Retype every item below line by line, without changing a single character.

▶ _DATA EXTRACT_:
•••••

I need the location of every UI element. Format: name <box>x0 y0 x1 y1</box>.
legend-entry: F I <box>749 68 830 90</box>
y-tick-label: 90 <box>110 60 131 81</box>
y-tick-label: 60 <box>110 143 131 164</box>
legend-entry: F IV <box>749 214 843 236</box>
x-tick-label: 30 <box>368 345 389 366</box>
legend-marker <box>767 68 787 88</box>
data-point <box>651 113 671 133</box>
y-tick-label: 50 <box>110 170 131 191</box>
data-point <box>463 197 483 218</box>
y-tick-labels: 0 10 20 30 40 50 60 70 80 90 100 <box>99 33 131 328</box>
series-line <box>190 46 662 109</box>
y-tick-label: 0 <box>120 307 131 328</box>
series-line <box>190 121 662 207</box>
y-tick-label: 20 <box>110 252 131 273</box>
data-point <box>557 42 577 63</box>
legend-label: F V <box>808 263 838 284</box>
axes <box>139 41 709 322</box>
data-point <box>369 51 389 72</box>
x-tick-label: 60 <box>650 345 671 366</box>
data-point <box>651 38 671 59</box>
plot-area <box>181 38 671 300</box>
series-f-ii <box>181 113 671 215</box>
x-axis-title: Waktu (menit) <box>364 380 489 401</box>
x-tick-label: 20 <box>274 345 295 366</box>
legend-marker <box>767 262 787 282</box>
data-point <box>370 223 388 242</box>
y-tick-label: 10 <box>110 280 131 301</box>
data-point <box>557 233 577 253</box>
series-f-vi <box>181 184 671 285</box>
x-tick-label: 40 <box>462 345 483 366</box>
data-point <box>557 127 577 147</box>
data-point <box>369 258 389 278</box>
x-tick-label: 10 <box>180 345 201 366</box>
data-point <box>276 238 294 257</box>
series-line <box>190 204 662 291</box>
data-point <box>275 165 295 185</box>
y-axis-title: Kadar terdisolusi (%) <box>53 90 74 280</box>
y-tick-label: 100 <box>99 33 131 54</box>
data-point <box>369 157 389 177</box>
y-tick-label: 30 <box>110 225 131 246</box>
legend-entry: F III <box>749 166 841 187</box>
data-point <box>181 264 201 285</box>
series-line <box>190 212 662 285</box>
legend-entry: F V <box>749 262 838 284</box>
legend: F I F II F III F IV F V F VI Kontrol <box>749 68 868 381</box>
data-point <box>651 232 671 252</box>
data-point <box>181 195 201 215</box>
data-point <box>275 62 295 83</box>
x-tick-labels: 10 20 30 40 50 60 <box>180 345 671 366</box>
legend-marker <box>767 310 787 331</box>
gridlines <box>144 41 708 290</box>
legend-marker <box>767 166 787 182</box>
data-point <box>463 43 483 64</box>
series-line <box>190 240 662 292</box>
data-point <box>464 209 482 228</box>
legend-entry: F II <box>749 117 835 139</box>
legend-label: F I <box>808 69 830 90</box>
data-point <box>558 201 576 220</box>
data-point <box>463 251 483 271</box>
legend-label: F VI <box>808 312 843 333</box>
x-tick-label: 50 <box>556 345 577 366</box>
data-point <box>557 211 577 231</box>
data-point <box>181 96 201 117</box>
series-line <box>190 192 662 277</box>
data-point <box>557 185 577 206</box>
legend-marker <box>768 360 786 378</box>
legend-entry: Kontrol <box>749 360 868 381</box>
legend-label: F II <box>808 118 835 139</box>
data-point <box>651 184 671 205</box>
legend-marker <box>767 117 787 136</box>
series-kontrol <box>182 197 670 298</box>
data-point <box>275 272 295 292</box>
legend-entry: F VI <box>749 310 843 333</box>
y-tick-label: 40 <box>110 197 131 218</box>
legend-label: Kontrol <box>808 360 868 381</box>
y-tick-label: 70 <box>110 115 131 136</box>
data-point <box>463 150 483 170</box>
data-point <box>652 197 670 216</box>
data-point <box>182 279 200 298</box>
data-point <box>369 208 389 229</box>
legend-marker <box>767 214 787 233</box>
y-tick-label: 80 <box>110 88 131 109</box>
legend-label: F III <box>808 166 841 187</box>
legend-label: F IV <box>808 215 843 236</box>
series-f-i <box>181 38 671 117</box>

•••••

▶ _FULL SOLUTION_:
I need the location of every UI element. Format: name <box>x0 y0 x1 y1</box>.
legend-entry: F I <box>749 68 830 90</box>
y-tick-label: 90 <box>110 60 131 81</box>
y-tick-label: 60 <box>110 143 131 164</box>
legend-entry: F IV <box>749 214 843 236</box>
x-tick-label: 30 <box>368 345 389 366</box>
legend-marker <box>767 68 787 88</box>
data-point <box>651 113 671 133</box>
y-tick-label: 50 <box>110 170 131 191</box>
data-point <box>463 197 483 218</box>
y-tick-labels: 0 10 20 30 40 50 60 70 80 90 100 <box>99 33 131 328</box>
series-line <box>190 46 662 109</box>
y-tick-label: 0 <box>120 307 131 328</box>
series-line <box>190 121 662 207</box>
y-tick-label: 20 <box>110 252 131 273</box>
data-point <box>557 42 577 63</box>
legend-label: F V <box>808 263 838 284</box>
axes <box>139 41 709 322</box>
data-point <box>369 51 389 72</box>
x-tick-label: 60 <box>650 345 671 366</box>
data-point <box>651 38 671 59</box>
plot-area <box>181 38 671 300</box>
series-f-ii <box>181 113 671 215</box>
x-axis-title: Waktu (menit) <box>364 380 489 401</box>
x-tick-label: 20 <box>274 345 295 366</box>
legend-marker <box>767 262 787 282</box>
data-point <box>370 223 388 242</box>
y-tick-label: 10 <box>110 280 131 301</box>
data-point <box>557 233 577 253</box>
series-f-vi <box>181 184 671 285</box>
x-tick-label: 40 <box>462 345 483 366</box>
data-point <box>557 127 577 147</box>
data-point <box>369 258 389 278</box>
x-tick-label: 10 <box>180 345 201 366</box>
data-point <box>276 238 294 257</box>
series-line <box>190 204 662 291</box>
data-point <box>275 165 295 185</box>
y-axis-title: Kadar terdisolusi (%) <box>53 90 74 280</box>
y-tick-label: 100 <box>99 33 131 54</box>
data-point <box>369 157 389 177</box>
y-tick-label: 30 <box>110 225 131 246</box>
legend-entry: F III <box>749 166 841 187</box>
data-point <box>181 264 201 285</box>
series-line <box>190 212 662 285</box>
legend-entry: F V <box>749 262 838 284</box>
legend: F I F II F III F IV F V F VI Kontrol <box>749 68 868 381</box>
data-point <box>651 232 671 252</box>
data-point <box>181 195 201 215</box>
data-point <box>275 62 295 83</box>
x-tick-labels: 10 20 30 40 50 60 <box>180 345 671 366</box>
legend-marker <box>767 310 787 331</box>
gridlines <box>144 41 708 290</box>
legend-marker <box>767 166 787 182</box>
data-point <box>463 43 483 64</box>
series-line <box>190 240 662 292</box>
data-point <box>464 209 482 228</box>
legend-entry: F II <box>749 117 835 139</box>
legend-label: F I <box>808 69 830 90</box>
data-point <box>558 201 576 220</box>
data-point <box>463 251 483 271</box>
legend-label: F VI <box>808 312 843 333</box>
x-tick-label: 50 <box>556 345 577 366</box>
data-point <box>557 211 577 231</box>
data-point <box>181 96 201 117</box>
series-line <box>190 192 662 277</box>
data-point <box>557 185 577 206</box>
legend-marker <box>768 360 786 378</box>
legend-entry: Kontrol <box>749 360 868 381</box>
legend-label: F II <box>808 118 835 139</box>
data-point <box>651 184 671 205</box>
legend-marker <box>767 117 787 136</box>
series-kontrol <box>182 197 670 298</box>
data-point <box>275 272 295 292</box>
legend-entry: F VI <box>749 310 843 333</box>
y-tick-label: 40 <box>110 197 131 218</box>
legend-label: Kontrol <box>808 360 868 381</box>
y-tick-label: 70 <box>110 115 131 136</box>
data-point <box>463 150 483 170</box>
data-point <box>652 197 670 216</box>
data-point <box>182 279 200 298</box>
data-point <box>369 208 389 229</box>
legend-marker <box>767 214 787 233</box>
y-tick-label: 80 <box>110 88 131 109</box>
legend-label: F III <box>808 166 841 187</box>
legend-label: F IV <box>808 215 843 236</box>
series-f-i <box>181 38 671 117</box>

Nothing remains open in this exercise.